Dataset records:
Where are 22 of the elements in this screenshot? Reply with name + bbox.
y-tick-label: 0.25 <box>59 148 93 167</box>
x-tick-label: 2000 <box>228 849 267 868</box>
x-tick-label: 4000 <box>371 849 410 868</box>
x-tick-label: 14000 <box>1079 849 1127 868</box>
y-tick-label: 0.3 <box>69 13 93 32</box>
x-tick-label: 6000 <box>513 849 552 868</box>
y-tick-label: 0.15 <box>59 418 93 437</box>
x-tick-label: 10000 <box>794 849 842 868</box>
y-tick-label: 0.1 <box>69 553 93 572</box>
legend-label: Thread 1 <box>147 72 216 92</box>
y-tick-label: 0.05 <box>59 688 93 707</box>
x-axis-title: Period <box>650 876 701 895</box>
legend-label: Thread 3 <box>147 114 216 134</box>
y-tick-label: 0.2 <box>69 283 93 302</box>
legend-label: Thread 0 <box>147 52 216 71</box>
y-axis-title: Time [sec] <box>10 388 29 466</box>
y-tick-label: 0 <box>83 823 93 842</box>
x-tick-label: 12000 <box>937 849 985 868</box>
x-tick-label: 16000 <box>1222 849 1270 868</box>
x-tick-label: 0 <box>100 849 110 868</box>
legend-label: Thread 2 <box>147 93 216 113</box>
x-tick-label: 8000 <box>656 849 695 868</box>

Set task: Reproduce every line above word for word.

Reply:
Where are 22 of the elements in this screenshot? Reply with name + bbox.
y-tick-label: 0.25 <box>59 148 93 167</box>
x-tick-label: 2000 <box>228 849 267 868</box>
x-tick-label: 4000 <box>371 849 410 868</box>
x-tick-label: 14000 <box>1079 849 1127 868</box>
y-tick-label: 0.3 <box>69 13 93 32</box>
x-tick-label: 6000 <box>513 849 552 868</box>
y-tick-label: 0.15 <box>59 418 93 437</box>
x-tick-label: 10000 <box>794 849 842 868</box>
y-tick-label: 0.1 <box>69 553 93 572</box>
legend-label: Thread 1 <box>147 72 216 92</box>
y-tick-label: 0.05 <box>59 688 93 707</box>
x-axis-title: Period <box>650 876 701 895</box>
legend-label: Thread 3 <box>147 114 216 134</box>
y-tick-label: 0.2 <box>69 283 93 302</box>
legend-label: Thread 0 <box>147 52 216 71</box>
y-axis-title: Time [sec] <box>10 388 29 466</box>
y-tick-label: 0 <box>83 823 93 842</box>
x-tick-label: 12000 <box>937 849 985 868</box>
x-tick-label: 16000 <box>1222 849 1270 868</box>
x-tick-label: 0 <box>100 849 110 868</box>
legend-label: Thread 2 <box>147 93 216 113</box>
x-tick-label: 8000 <box>656 849 695 868</box>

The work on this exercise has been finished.